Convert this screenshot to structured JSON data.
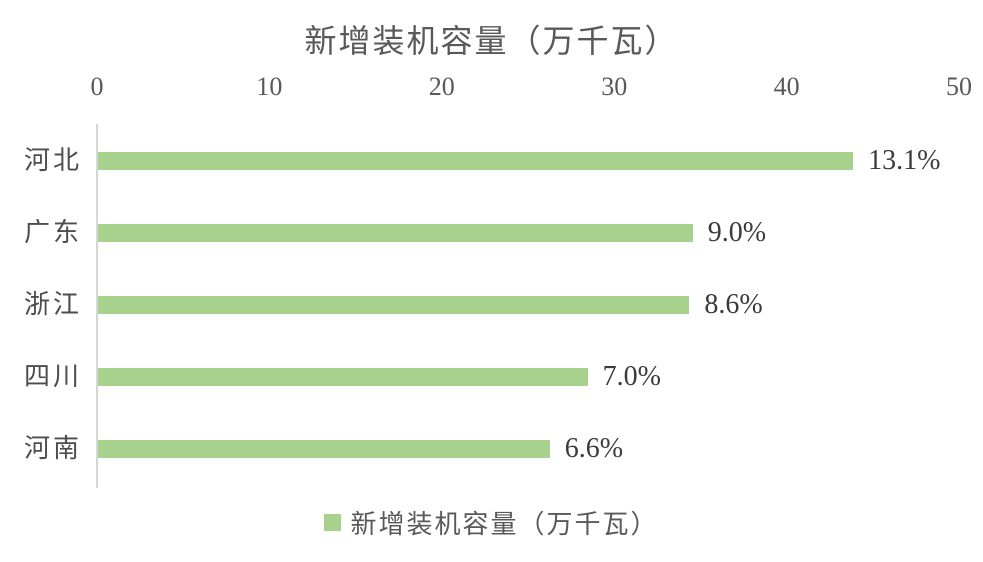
{
  "colors": {
    "background": "#ffffff",
    "bar": "#a9d18e",
    "axis_line": "#d6d6d6",
    "title_text": "#595959",
    "tick_text": "#595959",
    "category_text": "#4d4d4d",
    "data_label_text": "#3b3b3b",
    "legend_text": "#595959"
  },
  "chart_data": {
    "type": "bar",
    "orientation": "horizontal",
    "title": "新增装机容量（万千瓦）",
    "categories": [
      "河北",
      "广东",
      "浙江",
      "四川",
      "河南"
    ],
    "values": [
      43.8,
      34.5,
      34.3,
      28.4,
      26.2
    ],
    "data_labels": [
      "13.1%",
      "9.0%",
      "8.6%",
      "7.0%",
      "6.6%"
    ],
    "x_ticks": [
      0,
      10,
      20,
      30,
      40,
      50
    ],
    "xlim": [
      0,
      50
    ],
    "xlabel": "",
    "ylabel": "",
    "grid": false,
    "axis_position": "top",
    "legend": [
      "新增装机容量（万千瓦）"
    ],
    "legend_position": "bottom"
  }
}
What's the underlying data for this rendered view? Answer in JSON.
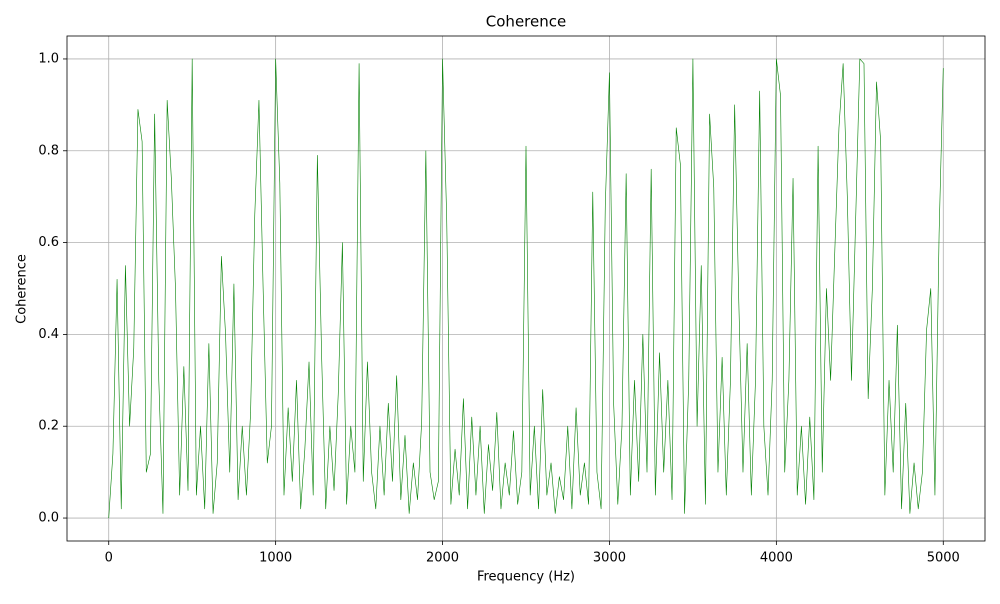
{
  "chart_data": {
    "type": "line",
    "title": "Coherence",
    "xlabel": "Frequency (Hz)",
    "ylabel": "Coherence",
    "grid": true,
    "xlim": [
      -250,
      5250
    ],
    "xticks": [
      0,
      1000,
      2000,
      3000,
      4000,
      5000
    ],
    "ylim": [
      -0.05,
      1.05
    ],
    "yticks": [
      {
        "value": 0,
        "label": "0.0"
      },
      0.2,
      0.4,
      0.6,
      0.8,
      {
        "value": 1,
        "label": "1.0"
      }
    ],
    "x": [
      0,
      25,
      50,
      75,
      100,
      125,
      150,
      175,
      200,
      225,
      250,
      275,
      300,
      325,
      350,
      375,
      400,
      425,
      450,
      475,
      500,
      525,
      550,
      575,
      600,
      625,
      650,
      675,
      700,
      725,
      750,
      775,
      800,
      825,
      850,
      875,
      900,
      925,
      950,
      975,
      1000,
      1025,
      1050,
      1075,
      1100,
      1125,
      1150,
      1175,
      1200,
      1225,
      1250,
      1275,
      1300,
      1325,
      1350,
      1375,
      1400,
      1425,
      1450,
      1475,
      1500,
      1525,
      1550,
      1575,
      1600,
      1625,
      1650,
      1675,
      1700,
      1725,
      1750,
      1775,
      1800,
      1825,
      1850,
      1875,
      1900,
      1925,
      1950,
      1975,
      2000,
      2025,
      2050,
      2075,
      2100,
      2125,
      2150,
      2175,
      2200,
      2225,
      2250,
      2275,
      2300,
      2325,
      2350,
      2375,
      2400,
      2425,
      2450,
      2475,
      2500,
      2525,
      2550,
      2575,
      2600,
      2625,
      2650,
      2675,
      2700,
      2725,
      2750,
      2775,
      2800,
      2825,
      2850,
      2875,
      2900,
      2925,
      2950,
      2975,
      3000,
      3025,
      3050,
      3075,
      3100,
      3125,
      3150,
      3175,
      3200,
      3225,
      3250,
      3275,
      3300,
      3325,
      3350,
      3375,
      3400,
      3425,
      3450,
      3475,
      3500,
      3525,
      3550,
      3575,
      3600,
      3625,
      3650,
      3675,
      3700,
      3725,
      3750,
      3775,
      3800,
      3825,
      3850,
      3875,
      3900,
      3925,
      3950,
      3975,
      4000,
      4025,
      4050,
      4075,
      4100,
      4125,
      4150,
      4175,
      4200,
      4225,
      4250,
      4275,
      4300,
      4325,
      4350,
      4375,
      4400,
      4425,
      4450,
      4475,
      4500,
      4525,
      4550,
      4575,
      4600,
      4625,
      4650,
      4675,
      4700,
      4725,
      4750,
      4775,
      4800,
      4825,
      4850,
      4875,
      4900,
      4925,
      4950,
      4975,
      5000
    ],
    "series": [
      {
        "color": "#008000",
        "values": [
          0.0,
          0.14,
          0.52,
          0.02,
          0.55,
          0.2,
          0.37,
          0.89,
          0.82,
          0.1,
          0.14,
          0.88,
          0.3,
          0.01,
          0.91,
          0.74,
          0.5,
          0.05,
          0.33,
          0.06,
          1.0,
          0.05,
          0.2,
          0.02,
          0.38,
          0.01,
          0.12,
          0.57,
          0.4,
          0.1,
          0.51,
          0.04,
          0.2,
          0.05,
          0.23,
          0.66,
          0.91,
          0.5,
          0.12,
          0.2,
          1.0,
          0.73,
          0.05,
          0.24,
          0.08,
          0.3,
          0.02,
          0.15,
          0.34,
          0.05,
          0.79,
          0.36,
          0.02,
          0.2,
          0.06,
          0.27,
          0.6,
          0.03,
          0.2,
          0.1,
          0.99,
          0.08,
          0.34,
          0.1,
          0.02,
          0.2,
          0.05,
          0.25,
          0.08,
          0.31,
          0.04,
          0.18,
          0.01,
          0.12,
          0.04,
          0.21,
          0.8,
          0.1,
          0.04,
          0.08,
          1.0,
          0.65,
          0.03,
          0.15,
          0.05,
          0.26,
          0.02,
          0.22,
          0.05,
          0.2,
          0.01,
          0.16,
          0.06,
          0.23,
          0.02,
          0.12,
          0.05,
          0.19,
          0.03,
          0.1,
          0.81,
          0.05,
          0.2,
          0.02,
          0.28,
          0.05,
          0.12,
          0.01,
          0.09,
          0.04,
          0.2,
          0.02,
          0.24,
          0.05,
          0.12,
          0.03,
          0.71,
          0.1,
          0.02,
          0.68,
          0.97,
          0.25,
          0.03,
          0.2,
          0.75,
          0.05,
          0.3,
          0.08,
          0.4,
          0.1,
          0.76,
          0.05,
          0.36,
          0.1,
          0.3,
          0.04,
          0.85,
          0.77,
          0.01,
          0.3,
          1.0,
          0.2,
          0.55,
          0.03,
          0.88,
          0.72,
          0.1,
          0.35,
          0.05,
          0.3,
          0.9,
          0.47,
          0.1,
          0.38,
          0.05,
          0.3,
          0.93,
          0.2,
          0.05,
          0.3,
          1.0,
          0.92,
          0.1,
          0.3,
          0.74,
          0.05,
          0.2,
          0.03,
          0.22,
          0.04,
          0.81,
          0.1,
          0.5,
          0.3,
          0.58,
          0.85,
          0.99,
          0.7,
          0.3,
          0.65,
          1.0,
          0.99,
          0.26,
          0.5,
          0.95,
          0.82,
          0.05,
          0.3,
          0.1,
          0.42,
          0.02,
          0.25,
          0.01,
          0.12,
          0.02,
          0.1,
          0.41,
          0.5,
          0.05,
          0.62,
          0.98
        ]
      }
    ]
  }
}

===

▸ **Given instruction**: Reproduce all of the material exactly, apart from the pictures.

▸ **Exercise solution**:
Convert this screenshot to structured JSON data.
{
  "colors": {
    "background": "#ffffff",
    "bar": "#a9d18e",
    "axis_line": "#d6d6d6",
    "title_text": "#595959",
    "tick_text": "#595959",
    "category_text": "#4d4d4d",
    "data_label_text": "#3b3b3b",
    "legend_text": "#595959"
  },
  "chart_data": {
    "type": "bar",
    "orientation": "horizontal",
    "title": "新增装机容量（万千瓦）",
    "categories": [
      "河北",
      "广东",
      "浙江",
      "四川",
      "河南"
    ],
    "values": [
      43.8,
      34.5,
      34.3,
      28.4,
      26.2
    ],
    "data_labels": [
      "13.1%",
      "9.0%",
      "8.6%",
      "7.0%",
      "6.6%"
    ],
    "x_ticks": [
      0,
      10,
      20,
      30,
      40,
      50
    ],
    "xlim": [
      0,
      50
    ],
    "xlabel": "",
    "ylabel": "",
    "grid": false,
    "axis_position": "top",
    "legend": [
      "新增装机容量（万千瓦）"
    ],
    "legend_position": "bottom"
  }
}
What's the underlying data for this rendered view? Answer in JSON.
{
  "chart_data": {
    "type": "line",
    "title": "Coherence",
    "xlabel": "Frequency (Hz)",
    "ylabel": "Coherence",
    "grid": true,
    "xlim": [
      -250,
      5250
    ],
    "xticks": [
      0,
      1000,
      2000,
      3000,
      4000,
      5000
    ],
    "ylim": [
      -0.05,
      1.05
    ],
    "yticks": [
      {
        "value": 0,
        "label": "0.0"
      },
      0.2,
      0.4,
      0.6,
      0.8,
      {
        "value": 1,
        "label": "1.0"
      }
    ],
    "x": [
      0,
      25,
      50,
      75,
      100,
      125,
      150,
      175,
      200,
      225,
      250,
      275,
      300,
      325,
      350,
      375,
      400,
      425,
      450,
      475,
      500,
      525,
      550,
      575,
      600,
      625,
      650,
      675,
      700,
      725,
      750,
      775,
      800,
      825,
      850,
      875,
      900,
      925,
      950,
      975,
      1000,
      1025,
      1050,
      1075,
      1100,
      1125,
      1150,
      1175,
      1200,
      1225,
      1250,
      1275,
      1300,
      1325,
      1350,
      1375,
      1400,
      1425,
      1450,
      1475,
      1500,
      1525,
      1550,
      1575,
      1600,
      1625,
      1650,
      1675,
      1700,
      1725,
      1750,
      1775,
      1800,
      1825,
      1850,
      1875,
      1900,
      1925,
      1950,
      1975,
      2000,
      2025,
      2050,
      2075,
      2100,
      2125,
      2150,
      2175,
      2200,
      2225,
      2250,
      2275,
      2300,
      2325,
      2350,
      2375,
      2400,
      2425,
      2450,
      2475,
      2500,
      2525,
      2550,
      2575,
      2600,
      2625,
      2650,
      2675,
      2700,
      2725,
      2750,
      2775,
      2800,
      2825,
      2850,
      2875,
      2900,
      2925,
      2950,
      2975,
      3000,
      3025,
      3050,
      3075,
      3100,
      3125,
      3150,
      3175,
      3200,
      3225,
      3250,
      3275,
      3300,
      3325,
      3350,
      3375,
      3400,
      3425,
      3450,
      3475,
      3500,
      3525,
      3550,
      3575,
      3600,
      3625,
      3650,
      3675,
      3700,
      3725,
      3750,
      3775,
      3800,
      3825,
      3850,
      3875,
      3900,
      3925,
      3950,
      3975,
      4000,
      4025,
      4050,
      4075,
      4100,
      4125,
      4150,
      4175,
      4200,
      4225,
      4250,
      4275,
      4300,
      4325,
      4350,
      4375,
      4400,
      4425,
      4450,
      4475,
      4500,
      4525,
      4550,
      4575,
      4600,
      4625,
      4650,
      4675,
      4700,
      4725,
      4750,
      4775,
      4800,
      4825,
      4850,
      4875,
      4900,
      4925,
      4950,
      4975,
      5000
    ],
    "series": [
      {
        "color": "#008000",
        "values": [
          0.0,
          0.14,
          0.52,
          0.02,
          0.55,
          0.2,
          0.37,
          0.89,
          0.82,
          0.1,
          0.14,
          0.88,
          0.3,
          0.01,
          0.91,
          0.74,
          0.5,
          0.05,
          0.33,
          0.06,
          1.0,
          0.05,
          0.2,
          0.02,
          0.38,
          0.01,
          0.12,
          0.57,
          0.4,
          0.1,
          0.51,
          0.04,
          0.2,
          0.05,
          0.23,
          0.66,
          0.91,
          0.5,
          0.12,
          0.2,
          1.0,
          0.73,
          0.05,
          0.24,
          0.08,
          0.3,
          0.02,
          0.15,
          0.34,
          0.05,
          0.79,
          0.36,
          0.02,
          0.2,
          0.06,
          0.27,
          0.6,
          0.03,
          0.2,
          0.1,
          0.99,
          0.08,
          0.34,
          0.1,
          0.02,
          0.2,
          0.05,
          0.25,
          0.08,
          0.31,
          0.04,
          0.18,
          0.01,
          0.12,
          0.04,
          0.21,
          0.8,
          0.1,
          0.04,
          0.08,
          1.0,
          0.65,
          0.03,
          0.15,
          0.05,
          0.26,
          0.02,
          0.22,
          0.05,
          0.2,
          0.01,
          0.16,
          0.06,
          0.23,
          0.02,
          0.12,
          0.05,
          0.19,
          0.03,
          0.1,
          0.81,
          0.05,
          0.2,
          0.02,
          0.28,
          0.05,
          0.12,
          0.01,
          0.09,
          0.04,
          0.2,
          0.02,
          0.24,
          0.05,
          0.12,
          0.03,
          0.71,
          0.1,
          0.02,
          0.68,
          0.97,
          0.25,
          0.03,
          0.2,
          0.75,
          0.05,
          0.3,
          0.08,
          0.4,
          0.1,
          0.76,
          0.05,
          0.36,
          0.1,
          0.3,
          0.04,
          0.85,
          0.77,
          0.01,
          0.3,
          1.0,
          0.2,
          0.55,
          0.03,
          0.88,
          0.72,
          0.1,
          0.35,
          0.05,
          0.3,
          0.9,
          0.47,
          0.1,
          0.38,
          0.05,
          0.3,
          0.93,
          0.2,
          0.05,
          0.3,
          1.0,
          0.92,
          0.1,
          0.3,
          0.74,
          0.05,
          0.2,
          0.03,
          0.22,
          0.04,
          0.81,
          0.1,
          0.5,
          0.3,
          0.58,
          0.85,
          0.99,
          0.7,
          0.3,
          0.65,
          1.0,
          0.99,
          0.26,
          0.5,
          0.95,
          0.82,
          0.05,
          0.3,
          0.1,
          0.42,
          0.02,
          0.25,
          0.01,
          0.12,
          0.02,
          0.1,
          0.41,
          0.5,
          0.05,
          0.62,
          0.98
        ]
      }
    ]
  }
}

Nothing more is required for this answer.